[Stored items from a collection]
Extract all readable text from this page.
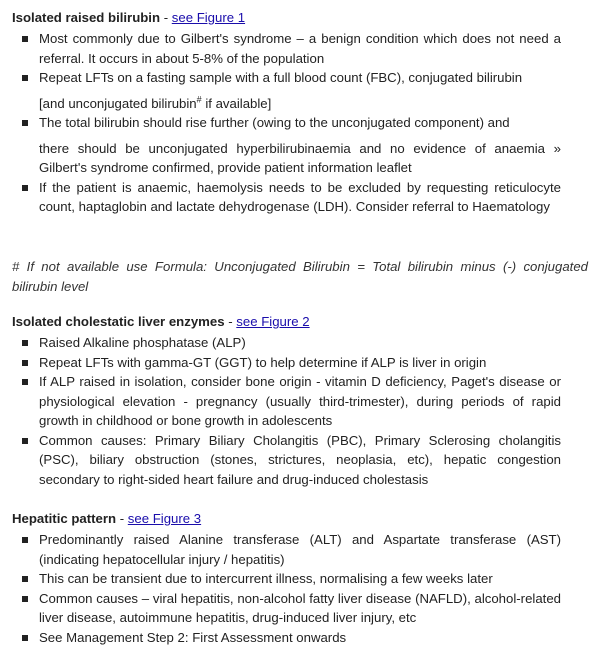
Isolated raised bilirubin - see Figure 1
Most commonly due to Gilbert's syndrome – a benign condition which does not need a referral. It occurs in about 5-8% of the population
Repeat LFTs on a fasting sample with a full blood count (FBC), conjugated bilirubin
[and unconjugated bilirubin# if available]
The total bilirubin should rise further (owing to the unconjugated component) and
there should be unconjugated hyperbilirubinaemia and no evidence of anaemia » Gilbert's syndrome confirmed, provide patient information leaflet
If the patient is anaemic, haemolysis needs to be excluded by requesting reticulocyte count, haptaglobin and lactate dehydrogenase (LDH). Consider referral to Haematology
# If not available use Formula: Unconjugated Bilirubin = Total bilirubin minus (-) conjugated bilirubin level
Isolated cholestatic liver enzymes - see Figure 2
Raised Alkaline phosphatase (ALP)
Repeat LFTs with gamma-GT (GGT) to help determine if ALP is liver in origin
If ALP raised in isolation, consider bone origin - vitamin D deficiency, Paget's disease or physiological elevation - pregnancy (usually third-trimester), during periods of rapid growth in childhood or bone growth in adolescents
Common causes: Primary Biliary Cholangitis (PBC), Primary Sclerosing cholangitis (PSC), biliary obstruction (stones, strictures, neoplasia, etc), hepatic congestion secondary to right-sided heart failure and drug-induced cholestasis
Hepatitic pattern - see Figure 3
Predominantly raised Alanine transferase (ALT) and Aspartate transferase (AST) (indicating hepatocellular injury / hepatitis)
This can be transient due to intercurrent illness, normalising a few weeks later
Common causes – viral hepatitis, non-alcohol fatty liver disease (NAFLD), alcohol-related liver disease, autoimmune hepatitis, drug-induced liver injury, etc
See Management Step 2: First Assessment onwards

## Work task
Establish how many lines of the data above contain "with". State that number and no more.

## Result for this exercise
2